Short task →
The answer is a single number: how many lines hold the string "satu".

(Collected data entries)
--*--
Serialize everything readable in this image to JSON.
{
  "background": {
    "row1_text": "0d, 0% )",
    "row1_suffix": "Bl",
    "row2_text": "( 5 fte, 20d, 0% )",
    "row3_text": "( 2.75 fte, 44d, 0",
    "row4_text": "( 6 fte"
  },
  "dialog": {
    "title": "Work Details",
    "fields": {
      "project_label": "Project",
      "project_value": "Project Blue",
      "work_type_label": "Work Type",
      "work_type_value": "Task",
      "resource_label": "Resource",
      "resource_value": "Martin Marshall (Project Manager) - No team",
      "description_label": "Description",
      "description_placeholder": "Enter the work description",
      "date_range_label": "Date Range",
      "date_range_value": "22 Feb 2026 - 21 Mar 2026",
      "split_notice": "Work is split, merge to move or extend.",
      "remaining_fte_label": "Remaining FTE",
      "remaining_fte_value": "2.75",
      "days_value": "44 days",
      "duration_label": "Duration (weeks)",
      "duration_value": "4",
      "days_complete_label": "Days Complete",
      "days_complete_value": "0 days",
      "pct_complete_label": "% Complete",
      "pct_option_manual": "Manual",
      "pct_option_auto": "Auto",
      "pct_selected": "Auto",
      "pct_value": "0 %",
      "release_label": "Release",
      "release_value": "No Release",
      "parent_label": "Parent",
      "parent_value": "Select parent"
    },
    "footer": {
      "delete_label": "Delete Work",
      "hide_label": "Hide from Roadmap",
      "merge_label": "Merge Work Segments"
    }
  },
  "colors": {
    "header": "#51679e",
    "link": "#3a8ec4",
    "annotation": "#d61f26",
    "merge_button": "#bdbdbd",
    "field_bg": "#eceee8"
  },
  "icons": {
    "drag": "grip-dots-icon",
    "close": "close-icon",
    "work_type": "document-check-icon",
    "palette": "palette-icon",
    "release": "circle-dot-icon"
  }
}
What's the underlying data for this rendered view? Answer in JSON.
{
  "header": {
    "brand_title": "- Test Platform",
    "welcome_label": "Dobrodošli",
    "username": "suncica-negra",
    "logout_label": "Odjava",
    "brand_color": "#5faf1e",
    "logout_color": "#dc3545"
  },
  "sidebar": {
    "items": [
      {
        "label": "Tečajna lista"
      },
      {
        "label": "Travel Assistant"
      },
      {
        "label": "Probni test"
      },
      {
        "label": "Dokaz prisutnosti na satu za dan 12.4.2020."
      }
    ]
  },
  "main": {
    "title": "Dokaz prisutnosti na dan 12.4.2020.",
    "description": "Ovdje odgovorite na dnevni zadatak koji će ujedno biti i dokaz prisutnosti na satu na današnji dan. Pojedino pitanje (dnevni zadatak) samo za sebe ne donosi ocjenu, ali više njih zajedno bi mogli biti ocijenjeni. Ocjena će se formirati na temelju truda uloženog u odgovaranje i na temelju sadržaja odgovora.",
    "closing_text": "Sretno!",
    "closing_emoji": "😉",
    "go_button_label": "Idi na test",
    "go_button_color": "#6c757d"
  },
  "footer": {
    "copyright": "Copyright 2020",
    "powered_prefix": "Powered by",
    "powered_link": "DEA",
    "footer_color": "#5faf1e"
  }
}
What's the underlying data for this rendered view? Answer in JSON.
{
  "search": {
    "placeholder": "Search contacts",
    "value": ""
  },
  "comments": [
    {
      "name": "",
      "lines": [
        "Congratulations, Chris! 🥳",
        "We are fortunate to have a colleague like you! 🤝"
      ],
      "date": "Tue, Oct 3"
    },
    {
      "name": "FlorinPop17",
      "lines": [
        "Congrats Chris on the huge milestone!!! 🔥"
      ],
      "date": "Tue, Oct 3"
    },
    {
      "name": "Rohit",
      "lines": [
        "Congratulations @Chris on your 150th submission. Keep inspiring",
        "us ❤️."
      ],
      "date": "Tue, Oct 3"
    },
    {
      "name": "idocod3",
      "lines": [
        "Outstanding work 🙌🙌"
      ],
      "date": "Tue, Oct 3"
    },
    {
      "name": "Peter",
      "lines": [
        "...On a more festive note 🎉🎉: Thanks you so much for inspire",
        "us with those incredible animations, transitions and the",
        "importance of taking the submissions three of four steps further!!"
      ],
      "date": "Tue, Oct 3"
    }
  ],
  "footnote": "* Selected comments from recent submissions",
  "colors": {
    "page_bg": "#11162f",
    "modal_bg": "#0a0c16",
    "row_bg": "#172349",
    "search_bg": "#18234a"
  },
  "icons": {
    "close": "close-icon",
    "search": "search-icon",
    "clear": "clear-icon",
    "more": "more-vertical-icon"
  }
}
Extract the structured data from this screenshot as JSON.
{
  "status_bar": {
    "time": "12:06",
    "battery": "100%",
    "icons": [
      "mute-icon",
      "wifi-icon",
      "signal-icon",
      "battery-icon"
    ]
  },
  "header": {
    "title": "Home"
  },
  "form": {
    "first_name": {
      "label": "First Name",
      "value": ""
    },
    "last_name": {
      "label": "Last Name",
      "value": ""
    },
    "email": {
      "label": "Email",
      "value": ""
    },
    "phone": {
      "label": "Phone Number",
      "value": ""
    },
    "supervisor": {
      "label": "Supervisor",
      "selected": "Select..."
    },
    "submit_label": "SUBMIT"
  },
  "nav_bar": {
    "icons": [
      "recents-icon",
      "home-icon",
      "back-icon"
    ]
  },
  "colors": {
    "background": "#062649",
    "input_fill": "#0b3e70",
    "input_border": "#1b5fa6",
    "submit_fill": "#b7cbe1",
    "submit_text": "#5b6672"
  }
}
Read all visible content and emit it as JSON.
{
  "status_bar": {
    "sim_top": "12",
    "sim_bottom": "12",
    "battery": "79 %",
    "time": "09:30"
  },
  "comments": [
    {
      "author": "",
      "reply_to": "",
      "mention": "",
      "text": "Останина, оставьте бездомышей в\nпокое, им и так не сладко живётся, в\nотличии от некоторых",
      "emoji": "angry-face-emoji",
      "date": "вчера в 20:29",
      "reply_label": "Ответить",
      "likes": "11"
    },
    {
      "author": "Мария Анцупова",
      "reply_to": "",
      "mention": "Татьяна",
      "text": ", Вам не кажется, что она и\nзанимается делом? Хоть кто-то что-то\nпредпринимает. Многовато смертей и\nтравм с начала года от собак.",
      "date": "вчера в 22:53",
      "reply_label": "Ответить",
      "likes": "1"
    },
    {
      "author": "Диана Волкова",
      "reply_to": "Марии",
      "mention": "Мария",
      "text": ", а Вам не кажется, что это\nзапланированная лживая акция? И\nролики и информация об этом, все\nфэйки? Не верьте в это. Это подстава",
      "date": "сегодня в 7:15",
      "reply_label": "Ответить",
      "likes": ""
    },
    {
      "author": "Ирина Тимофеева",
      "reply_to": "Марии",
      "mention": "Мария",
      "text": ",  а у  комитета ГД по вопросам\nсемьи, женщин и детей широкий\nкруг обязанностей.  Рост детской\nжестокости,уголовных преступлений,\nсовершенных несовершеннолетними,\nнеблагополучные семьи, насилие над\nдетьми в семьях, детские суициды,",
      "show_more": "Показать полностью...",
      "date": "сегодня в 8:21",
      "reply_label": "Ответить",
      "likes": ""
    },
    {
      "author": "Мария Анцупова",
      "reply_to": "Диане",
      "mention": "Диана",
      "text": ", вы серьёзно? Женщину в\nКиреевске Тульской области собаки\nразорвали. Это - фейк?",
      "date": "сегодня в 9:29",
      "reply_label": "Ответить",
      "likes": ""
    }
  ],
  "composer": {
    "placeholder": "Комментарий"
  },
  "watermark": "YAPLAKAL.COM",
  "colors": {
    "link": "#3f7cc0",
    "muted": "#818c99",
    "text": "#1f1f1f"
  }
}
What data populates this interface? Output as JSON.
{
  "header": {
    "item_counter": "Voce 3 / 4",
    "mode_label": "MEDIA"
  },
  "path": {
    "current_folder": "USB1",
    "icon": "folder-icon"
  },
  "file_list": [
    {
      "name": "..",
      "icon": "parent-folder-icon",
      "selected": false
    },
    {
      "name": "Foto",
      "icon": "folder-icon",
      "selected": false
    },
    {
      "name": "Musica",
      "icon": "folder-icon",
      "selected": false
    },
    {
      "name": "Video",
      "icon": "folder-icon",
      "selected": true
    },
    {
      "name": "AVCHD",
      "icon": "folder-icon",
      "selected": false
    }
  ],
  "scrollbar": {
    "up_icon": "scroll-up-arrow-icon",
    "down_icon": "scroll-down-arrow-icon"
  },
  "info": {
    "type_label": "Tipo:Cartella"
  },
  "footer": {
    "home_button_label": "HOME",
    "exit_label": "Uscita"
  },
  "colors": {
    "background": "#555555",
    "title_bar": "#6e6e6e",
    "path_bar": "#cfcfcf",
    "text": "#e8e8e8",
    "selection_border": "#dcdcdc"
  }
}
--*--
Exercise output →
2